* begin Records for the exercise *

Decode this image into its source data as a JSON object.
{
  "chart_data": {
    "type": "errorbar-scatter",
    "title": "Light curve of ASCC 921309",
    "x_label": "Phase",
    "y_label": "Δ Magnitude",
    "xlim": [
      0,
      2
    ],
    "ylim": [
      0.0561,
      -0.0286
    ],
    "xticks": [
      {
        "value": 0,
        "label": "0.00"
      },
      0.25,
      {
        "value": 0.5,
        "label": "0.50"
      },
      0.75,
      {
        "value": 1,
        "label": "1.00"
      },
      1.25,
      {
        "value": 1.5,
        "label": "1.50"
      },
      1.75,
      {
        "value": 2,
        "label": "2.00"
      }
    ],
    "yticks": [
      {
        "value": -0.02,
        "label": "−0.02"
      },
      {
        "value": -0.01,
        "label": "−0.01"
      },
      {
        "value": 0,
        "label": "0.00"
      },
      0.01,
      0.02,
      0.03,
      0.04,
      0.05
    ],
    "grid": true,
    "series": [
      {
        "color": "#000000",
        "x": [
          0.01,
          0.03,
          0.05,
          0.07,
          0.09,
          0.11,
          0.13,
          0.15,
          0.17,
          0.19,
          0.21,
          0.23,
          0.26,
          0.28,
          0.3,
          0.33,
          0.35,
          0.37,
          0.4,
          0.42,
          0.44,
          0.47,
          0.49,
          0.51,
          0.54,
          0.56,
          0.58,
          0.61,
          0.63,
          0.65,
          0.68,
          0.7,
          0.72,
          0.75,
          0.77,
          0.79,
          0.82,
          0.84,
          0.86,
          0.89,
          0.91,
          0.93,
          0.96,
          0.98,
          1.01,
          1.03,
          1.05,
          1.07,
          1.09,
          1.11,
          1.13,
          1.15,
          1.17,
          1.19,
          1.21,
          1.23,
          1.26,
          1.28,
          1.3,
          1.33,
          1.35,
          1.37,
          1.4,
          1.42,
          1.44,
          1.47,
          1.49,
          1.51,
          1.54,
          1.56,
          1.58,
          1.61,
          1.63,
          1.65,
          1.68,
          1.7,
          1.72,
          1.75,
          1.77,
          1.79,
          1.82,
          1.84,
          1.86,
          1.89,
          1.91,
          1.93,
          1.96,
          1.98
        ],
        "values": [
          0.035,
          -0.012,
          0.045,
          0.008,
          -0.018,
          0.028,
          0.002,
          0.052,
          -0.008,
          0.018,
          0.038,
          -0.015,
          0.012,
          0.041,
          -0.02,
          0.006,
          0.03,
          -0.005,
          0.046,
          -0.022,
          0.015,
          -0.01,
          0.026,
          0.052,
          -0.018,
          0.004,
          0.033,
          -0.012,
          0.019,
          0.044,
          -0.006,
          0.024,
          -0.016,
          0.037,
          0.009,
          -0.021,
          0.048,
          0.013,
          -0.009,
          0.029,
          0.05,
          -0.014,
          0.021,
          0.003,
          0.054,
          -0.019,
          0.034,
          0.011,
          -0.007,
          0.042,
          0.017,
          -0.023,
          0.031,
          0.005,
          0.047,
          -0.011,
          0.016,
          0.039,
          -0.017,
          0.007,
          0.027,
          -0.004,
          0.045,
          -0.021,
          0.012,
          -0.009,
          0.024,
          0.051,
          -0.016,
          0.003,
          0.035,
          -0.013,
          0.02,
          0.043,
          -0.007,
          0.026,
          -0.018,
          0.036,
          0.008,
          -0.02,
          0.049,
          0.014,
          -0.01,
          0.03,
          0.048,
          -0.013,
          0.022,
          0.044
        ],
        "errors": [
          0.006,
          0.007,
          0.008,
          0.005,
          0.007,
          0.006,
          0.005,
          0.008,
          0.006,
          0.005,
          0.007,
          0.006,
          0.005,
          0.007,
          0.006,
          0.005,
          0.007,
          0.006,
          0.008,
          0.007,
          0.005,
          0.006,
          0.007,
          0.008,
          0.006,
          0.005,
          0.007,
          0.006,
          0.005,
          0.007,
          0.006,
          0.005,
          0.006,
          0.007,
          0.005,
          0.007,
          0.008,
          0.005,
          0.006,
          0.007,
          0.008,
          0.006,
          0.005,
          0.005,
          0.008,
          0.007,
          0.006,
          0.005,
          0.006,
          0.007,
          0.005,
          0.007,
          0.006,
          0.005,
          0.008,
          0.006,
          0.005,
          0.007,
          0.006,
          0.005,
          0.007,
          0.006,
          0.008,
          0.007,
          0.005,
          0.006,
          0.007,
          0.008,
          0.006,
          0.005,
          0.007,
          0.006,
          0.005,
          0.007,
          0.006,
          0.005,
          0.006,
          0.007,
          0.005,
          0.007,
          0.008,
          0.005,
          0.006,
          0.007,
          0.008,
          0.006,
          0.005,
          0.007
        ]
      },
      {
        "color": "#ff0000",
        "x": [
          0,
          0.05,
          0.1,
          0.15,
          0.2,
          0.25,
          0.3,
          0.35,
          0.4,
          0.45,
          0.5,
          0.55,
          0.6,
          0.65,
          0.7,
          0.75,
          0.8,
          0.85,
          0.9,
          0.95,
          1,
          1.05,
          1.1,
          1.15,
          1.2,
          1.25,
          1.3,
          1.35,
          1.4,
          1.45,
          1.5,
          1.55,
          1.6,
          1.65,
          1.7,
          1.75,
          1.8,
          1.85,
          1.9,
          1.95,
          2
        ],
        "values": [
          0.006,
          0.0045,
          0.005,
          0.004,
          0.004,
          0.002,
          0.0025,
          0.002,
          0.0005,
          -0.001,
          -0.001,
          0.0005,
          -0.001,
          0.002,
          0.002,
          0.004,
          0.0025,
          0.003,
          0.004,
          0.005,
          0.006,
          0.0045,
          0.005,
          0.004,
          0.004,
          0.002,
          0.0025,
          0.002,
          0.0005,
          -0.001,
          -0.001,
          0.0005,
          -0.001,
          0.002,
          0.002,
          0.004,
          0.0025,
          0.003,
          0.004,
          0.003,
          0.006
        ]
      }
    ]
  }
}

* end Records for the exercise *

» **Task objective**: Exactly reproduce every line found in the records.

» **Worked answer**:
Decode this image into its source data as a JSON object.
{
  "chart_data": {
    "type": "errorbar-scatter",
    "title": "Light curve of ASCC 921309",
    "x_label": "Phase",
    "y_label": "Δ Magnitude",
    "xlim": [
      0,
      2
    ],
    "ylim": [
      0.0561,
      -0.0286
    ],
    "xticks": [
      {
        "value": 0,
        "label": "0.00"
      },
      0.25,
      {
        "value": 0.5,
        "label": "0.50"
      },
      0.75,
      {
        "value": 1,
        "label": "1.00"
      },
      1.25,
      {
        "value": 1.5,
        "label": "1.50"
      },
      1.75,
      {
        "value": 2,
        "label": "2.00"
      }
    ],
    "yticks": [
      {
        "value": -0.02,
        "label": "−0.02"
      },
      {
        "value": -0.01,
        "label": "−0.01"
      },
      {
        "value": 0,
        "label": "0.00"
      },
      0.01,
      0.02,
      0.03,
      0.04,
      0.05
    ],
    "grid": true,
    "series": [
      {
        "color": "#000000",
        "x": [
          0.01,
          0.03,
          0.05,
          0.07,
          0.09,
          0.11,
          0.13,
          0.15,
          0.17,
          0.19,
          0.21,
          0.23,
          0.26,
          0.28,
          0.3,
          0.33,
          0.35,
          0.37,
          0.4,
          0.42,
          0.44,
          0.47,
          0.49,
          0.51,
          0.54,
          0.56,
          0.58,
          0.61,
          0.63,
          0.65,
          0.68,
          0.7,
          0.72,
          0.75,
          0.77,
          0.79,
          0.82,
          0.84,
          0.86,
          0.89,
          0.91,
          0.93,
          0.96,
          0.98,
          1.01,
          1.03,
          1.05,
          1.07,
          1.09,
          1.11,
          1.13,
          1.15,
          1.17,
          1.19,
          1.21,
          1.23,
          1.26,
          1.28,
          1.3,
          1.33,
          1.35,
          1.37,
          1.4,
          1.42,
          1.44,
          1.47,
          1.49,
          1.51,
          1.54,
          1.56,
          1.58,
          1.61,
          1.63,
          1.65,
          1.68,
          1.7,
          1.72,
          1.75,
          1.77,
          1.79,
          1.82,
          1.84,
          1.86,
          1.89,
          1.91,
          1.93,
          1.96,
          1.98
        ],
        "values": [
          0.035,
          -0.012,
          0.045,
          0.008,
          -0.018,
          0.028,
          0.002,
          0.052,
          -0.008,
          0.018,
          0.038,
          -0.015,
          0.012,
          0.041,
          -0.02,
          0.006,
          0.03,
          -0.005,
          0.046,
          -0.022,
          0.015,
          -0.01,
          0.026,
          0.052,
          -0.018,
          0.004,
          0.033,
          -0.012,
          0.019,
          0.044,
          -0.006,
          0.024,
          -0.016,
          0.037,
          0.009,
          -0.021,
          0.048,
          0.013,
          -0.009,
          0.029,
          0.05,
          -0.014,
          0.021,
          0.003,
          0.054,
          -0.019,
          0.034,
          0.011,
          -0.007,
          0.042,
          0.017,
          -0.023,
          0.031,
          0.005,
          0.047,
          -0.011,
          0.016,
          0.039,
          -0.017,
          0.007,
          0.027,
          -0.004,
          0.045,
          -0.021,
          0.012,
          -0.009,
          0.024,
          0.051,
          -0.016,
          0.003,
          0.035,
          -0.013,
          0.02,
          0.043,
          -0.007,
          0.026,
          -0.018,
          0.036,
          0.008,
          -0.02,
          0.049,
          0.014,
          -0.01,
          0.03,
          0.048,
          -0.013,
          0.022,
          0.044
        ],
        "errors": [
          0.006,
          0.007,
          0.008,
          0.005,
          0.007,
          0.006,
          0.005,
          0.008,
          0.006,
          0.005,
          0.007,
          0.006,
          0.005,
          0.007,
          0.006,
          0.005,
          0.007,
          0.006,
          0.008,
          0.007,
          0.005,
          0.006,
          0.007,
          0.008,
          0.006,
          0.005,
          0.007,
          0.006,
          0.005,
          0.007,
          0.006,
          0.005,
          0.006,
          0.007,
          0.005,
          0.007,
          0.008,
          0.005,
          0.006,
          0.007,
          0.008,
          0.006,
          0.005,
          0.005,
          0.008,
          0.007,
          0.006,
          0.005,
          0.006,
          0.007,
          0.005,
          0.007,
          0.006,
          0.005,
          0.008,
          0.006,
          0.005,
          0.007,
          0.006,
          0.005,
          0.007,
          0.006,
          0.008,
          0.007,
          0.005,
          0.006,
          0.007,
          0.008,
          0.006,
          0.005,
          0.007,
          0.006,
          0.005,
          0.007,
          0.006,
          0.005,
          0.006,
          0.007,
          0.005,
          0.007,
          0.008,
          0.005,
          0.006,
          0.007,
          0.008,
          0.006,
          0.005,
          0.007
        ]
      },
      {
        "color": "#ff0000",
        "x": [
          0,
          0.05,
          0.1,
          0.15,
          0.2,
          0.25,
          0.3,
          0.35,
          0.4,
          0.45,
          0.5,
          0.55,
          0.6,
          0.65,
          0.7,
          0.75,
          0.8,
          0.85,
          0.9,
          0.95,
          1,
          1.05,
          1.1,
          1.15,
          1.2,
          1.25,
          1.3,
          1.35,
          1.4,
          1.45,
          1.5,
          1.55,
          1.6,
          1.65,
          1.7,
          1.75,
          1.8,
          1.85,
          1.9,
          1.95,
          2
        ],
        "values": [
          0.006,
          0.0045,
          0.005,
          0.004,
          0.004,
          0.002,
          0.0025,
          0.002,
          0.0005,
          -0.001,
          -0.001,
          0.0005,
          -0.001,
          0.002,
          0.002,
          0.004,
          0.0025,
          0.003,
          0.004,
          0.005,
          0.006,
          0.0045,
          0.005,
          0.004,
          0.004,
          0.002,
          0.0025,
          0.002,
          0.0005,
          -0.001,
          -0.001,
          0.0005,
          -0.001,
          0.002,
          0.002,
          0.004,
          0.0025,
          0.003,
          0.004,
          0.003,
          0.006
        ]
      }
    ]
  }
}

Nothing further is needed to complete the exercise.